> Exercise
How many lines of the entries below include the word "emoji"? Answer with the number alone.

— start Provided records —

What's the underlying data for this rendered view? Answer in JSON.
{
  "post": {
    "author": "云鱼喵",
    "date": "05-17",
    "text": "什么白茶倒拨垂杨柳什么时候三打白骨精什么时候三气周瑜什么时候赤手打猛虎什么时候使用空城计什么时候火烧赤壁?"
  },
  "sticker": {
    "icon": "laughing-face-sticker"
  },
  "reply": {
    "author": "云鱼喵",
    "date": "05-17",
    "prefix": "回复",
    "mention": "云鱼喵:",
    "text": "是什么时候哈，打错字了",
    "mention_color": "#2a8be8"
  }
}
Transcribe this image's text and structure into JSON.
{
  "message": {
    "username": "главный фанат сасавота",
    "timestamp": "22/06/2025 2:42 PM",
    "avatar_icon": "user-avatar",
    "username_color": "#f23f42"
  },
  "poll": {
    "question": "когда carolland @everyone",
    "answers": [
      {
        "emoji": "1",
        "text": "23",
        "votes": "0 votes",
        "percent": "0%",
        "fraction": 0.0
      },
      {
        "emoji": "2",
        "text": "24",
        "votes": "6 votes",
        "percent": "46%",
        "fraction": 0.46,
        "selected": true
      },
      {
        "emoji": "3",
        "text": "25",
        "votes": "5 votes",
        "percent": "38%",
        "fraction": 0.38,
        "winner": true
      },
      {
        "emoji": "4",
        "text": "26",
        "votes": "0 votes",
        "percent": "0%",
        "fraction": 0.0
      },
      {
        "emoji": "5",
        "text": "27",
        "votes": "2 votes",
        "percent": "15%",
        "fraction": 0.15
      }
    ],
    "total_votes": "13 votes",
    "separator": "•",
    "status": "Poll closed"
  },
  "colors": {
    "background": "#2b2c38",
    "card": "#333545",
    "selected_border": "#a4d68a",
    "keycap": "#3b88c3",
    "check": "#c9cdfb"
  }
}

— end Provided records —

> Finished exercise
5